--- START ---

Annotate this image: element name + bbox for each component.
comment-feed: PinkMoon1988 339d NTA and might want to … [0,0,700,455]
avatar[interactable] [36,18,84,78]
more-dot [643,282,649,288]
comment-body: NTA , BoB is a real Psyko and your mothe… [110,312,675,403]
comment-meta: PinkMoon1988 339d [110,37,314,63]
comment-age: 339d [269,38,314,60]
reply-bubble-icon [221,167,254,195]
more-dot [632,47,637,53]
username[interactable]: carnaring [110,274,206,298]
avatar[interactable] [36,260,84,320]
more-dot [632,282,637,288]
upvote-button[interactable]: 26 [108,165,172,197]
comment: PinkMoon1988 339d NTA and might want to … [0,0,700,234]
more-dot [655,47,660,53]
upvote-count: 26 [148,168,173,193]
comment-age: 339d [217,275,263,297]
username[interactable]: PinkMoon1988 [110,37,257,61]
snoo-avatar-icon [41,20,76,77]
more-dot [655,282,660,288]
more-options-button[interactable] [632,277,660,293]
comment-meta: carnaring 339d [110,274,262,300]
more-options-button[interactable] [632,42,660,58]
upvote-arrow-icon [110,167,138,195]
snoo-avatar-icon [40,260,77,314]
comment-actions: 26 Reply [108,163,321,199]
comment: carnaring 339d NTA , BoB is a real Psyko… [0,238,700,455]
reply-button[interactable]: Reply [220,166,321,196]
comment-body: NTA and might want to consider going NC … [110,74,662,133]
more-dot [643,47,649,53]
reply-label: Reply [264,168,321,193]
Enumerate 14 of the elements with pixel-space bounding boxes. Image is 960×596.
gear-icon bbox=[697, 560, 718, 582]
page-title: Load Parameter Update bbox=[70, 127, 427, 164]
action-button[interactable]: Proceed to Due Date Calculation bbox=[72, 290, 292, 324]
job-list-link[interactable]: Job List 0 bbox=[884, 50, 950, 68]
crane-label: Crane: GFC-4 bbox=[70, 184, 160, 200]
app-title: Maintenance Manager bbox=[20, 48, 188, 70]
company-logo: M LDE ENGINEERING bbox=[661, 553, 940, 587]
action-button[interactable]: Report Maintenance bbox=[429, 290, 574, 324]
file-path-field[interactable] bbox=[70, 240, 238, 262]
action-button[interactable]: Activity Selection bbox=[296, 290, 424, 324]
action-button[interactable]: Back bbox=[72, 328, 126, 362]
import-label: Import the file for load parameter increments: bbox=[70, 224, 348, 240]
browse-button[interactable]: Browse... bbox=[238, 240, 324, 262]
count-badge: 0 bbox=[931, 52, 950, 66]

--- END ---

**EXERCISE:** Retype every line of the items above character for character, leaving nothing out and changing nothing.

**EXERCISE OUTPUT:**
Annotate this image: element name + bbox for each component.
comment-feed: PinkMoon1988 339d NTA and might want to … [0,0,700,455]
avatar[interactable] [36,18,84,78]
more-dot [643,282,649,288]
comment-body: NTA , BoB is a real Psyko and your mothe… [110,312,675,403]
comment-meta: PinkMoon1988 339d [110,37,314,63]
comment-age: 339d [269,38,314,60]
reply-bubble-icon [221,167,254,195]
more-dot [632,47,637,53]
username[interactable]: carnaring [110,274,206,298]
avatar[interactable] [36,260,84,320]
more-dot [632,282,637,288]
upvote-button[interactable]: 26 [108,165,172,197]
comment: PinkMoon1988 339d NTA and might want to … [0,0,700,234]
more-dot [655,47,660,53]
upvote-count: 26 [148,168,173,193]
comment-age: 339d [217,275,263,297]
username[interactable]: PinkMoon1988 [110,37,257,61]
snoo-avatar-icon [41,20,76,77]
more-dot [655,282,660,288]
more-options-button[interactable] [632,277,660,293]
comment-meta: carnaring 339d [110,274,262,300]
more-options-button[interactable] [632,42,660,58]
upvote-arrow-icon [110,167,138,195]
snoo-avatar-icon [40,260,77,314]
comment-actions: 26 Reply [108,163,321,199]
comment: carnaring 339d NTA , BoB is a real Psyko… [0,238,700,455]
reply-button[interactable]: Reply [220,166,321,196]
comment-body: NTA and might want to consider going NC … [110,74,662,133]
more-dot [643,47,649,53]
reply-label: Reply [264,168,321,193]
Enumerate 14 of the elements with pixel-space bounding boxes. Image is 960×596.
gear-icon bbox=[697, 560, 718, 582]
page-title: Load Parameter Update bbox=[70, 127, 427, 164]
action-button[interactable]: Proceed to Due Date Calculation bbox=[72, 290, 292, 324]
job-list-link[interactable]: Job List 0 bbox=[884, 50, 950, 68]
crane-label: Crane: GFC-4 bbox=[70, 184, 160, 200]
app-title: Maintenance Manager bbox=[20, 48, 188, 70]
company-logo: M LDE ENGINEERING bbox=[661, 553, 940, 587]
action-button[interactable]: Report Maintenance bbox=[429, 290, 574, 324]
file-path-field[interactable] bbox=[70, 240, 238, 262]
action-button[interactable]: Activity Selection bbox=[296, 290, 424, 324]
action-button[interactable]: Back bbox=[72, 328, 126, 362]
import-label: Import the file for load parameter increments: bbox=[70, 224, 348, 240]
browse-button[interactable]: Browse... bbox=[238, 240, 324, 262]
count-badge: 0 bbox=[931, 52, 950, 66]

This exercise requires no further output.